» What is being asked:
Repeat the records below exactly as they appear.

» Record extracts:
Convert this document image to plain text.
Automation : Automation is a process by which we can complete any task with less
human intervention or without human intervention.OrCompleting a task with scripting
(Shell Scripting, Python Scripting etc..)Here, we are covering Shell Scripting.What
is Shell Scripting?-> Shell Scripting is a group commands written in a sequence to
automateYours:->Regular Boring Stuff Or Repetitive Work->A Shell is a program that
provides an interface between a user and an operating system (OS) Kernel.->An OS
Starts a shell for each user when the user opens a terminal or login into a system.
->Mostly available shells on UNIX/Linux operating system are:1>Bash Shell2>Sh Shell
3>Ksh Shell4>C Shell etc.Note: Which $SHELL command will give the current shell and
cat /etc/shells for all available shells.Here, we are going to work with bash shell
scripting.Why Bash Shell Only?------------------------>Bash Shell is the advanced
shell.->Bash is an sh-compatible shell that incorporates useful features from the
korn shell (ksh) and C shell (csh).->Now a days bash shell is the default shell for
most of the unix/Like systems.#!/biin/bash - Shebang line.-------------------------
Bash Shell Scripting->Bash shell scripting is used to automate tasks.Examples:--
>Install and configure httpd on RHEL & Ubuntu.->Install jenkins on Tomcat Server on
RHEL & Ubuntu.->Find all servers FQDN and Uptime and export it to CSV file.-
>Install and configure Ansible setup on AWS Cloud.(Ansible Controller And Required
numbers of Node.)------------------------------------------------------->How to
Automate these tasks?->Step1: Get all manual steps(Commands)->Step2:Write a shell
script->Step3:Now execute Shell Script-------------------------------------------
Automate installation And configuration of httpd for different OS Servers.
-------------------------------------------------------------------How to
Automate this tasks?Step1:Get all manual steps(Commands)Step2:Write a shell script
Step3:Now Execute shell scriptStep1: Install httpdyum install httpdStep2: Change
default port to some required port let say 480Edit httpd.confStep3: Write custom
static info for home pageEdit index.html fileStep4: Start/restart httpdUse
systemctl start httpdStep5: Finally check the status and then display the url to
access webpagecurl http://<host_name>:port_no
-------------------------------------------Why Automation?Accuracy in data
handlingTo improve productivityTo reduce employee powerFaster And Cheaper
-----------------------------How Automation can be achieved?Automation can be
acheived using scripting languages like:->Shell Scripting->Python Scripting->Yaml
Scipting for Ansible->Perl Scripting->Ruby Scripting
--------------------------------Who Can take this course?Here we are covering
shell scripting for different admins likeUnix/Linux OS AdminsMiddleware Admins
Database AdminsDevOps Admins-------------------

» Solution for this problem:
Convert this document image to plain text.
Automation : Automation is a process by which we can complete any task with less
human intervention or without human intervention.OrCompleting a task with scripting
(Shell Scripting, Python Scripting etc..)Here, we are covering Shell Scripting.What
is Shell Scripting?-> Shell Scripting is a group commands written in a sequence to
automateYours:->Regular Boring Stuff Or Repetitive Work->A Shell is a program that
provides an interface between a user and an operating system (OS) Kernel.->An OS
Starts a shell for each user when the user opens a terminal or login into a system.
->Mostly available shells on UNIX/Linux operating system are:1>Bash Shell2>Sh Shell
3>Ksh Shell4>C Shell etc.Note: Which $SHELL command will give the current shell and
cat /etc/shells for all available shells.Here, we are going to work with bash shell
scripting.Why Bash Shell Only?------------------------>Bash Shell is the advanced
shell.->Bash is an sh-compatible shell that incorporates useful features from the
korn shell (ksh) and C shell (csh).->Now a days bash shell is the default shell for
most of the unix/Like systems.#!/biin/bash - Shebang line.-------------------------
Bash Shell Scripting->Bash shell scripting is used to automate tasks.Examples:--
>Install and configure httpd on RHEL & Ubuntu.->Install jenkins on Tomcat Server on
RHEL & Ubuntu.->Find all servers FQDN and Uptime and export it to CSV file.-
>Install and configure Ansible setup on AWS Cloud.(Ansible Controller And Required
numbers of Node.)------------------------------------------------------->How to
Automate these tasks?->Step1: Get all manual steps(Commands)->Step2:Write a shell
script->Step3:Now execute Shell Script-------------------------------------------
Automate installation And configuration of httpd for different OS Servers.
-------------------------------------------------------------------How to
Automate this tasks?Step1:Get all manual steps(Commands)Step2:Write a shell script
Step3:Now Execute shell scriptStep1: Install httpdyum install httpdStep2: Change
default port to some required port let say 480Edit httpd.confStep3: Write custom
static info for home pageEdit index.html fileStep4: Start/restart httpdUse
systemctl start httpdStep5: Finally check the status and then display the url to
access webpagecurl http://<host_name>:port_no
-------------------------------------------Why Automation?Accuracy in data
handlingTo improve productivityTo reduce employee powerFaster And Cheaper
-----------------------------How Automation can be achieved?Automation can be
acheived using scripting languages like:->Shell Scripting->Python Scripting->Yaml
Scipting for Ansible->Perl Scripting->Ruby Scripting
--------------------------------Who Can take this course?Here we are covering
shell scripting for different admins likeUnix/Linux OS AdminsMiddleware Admins
Database AdminsDevOps Admins-------------------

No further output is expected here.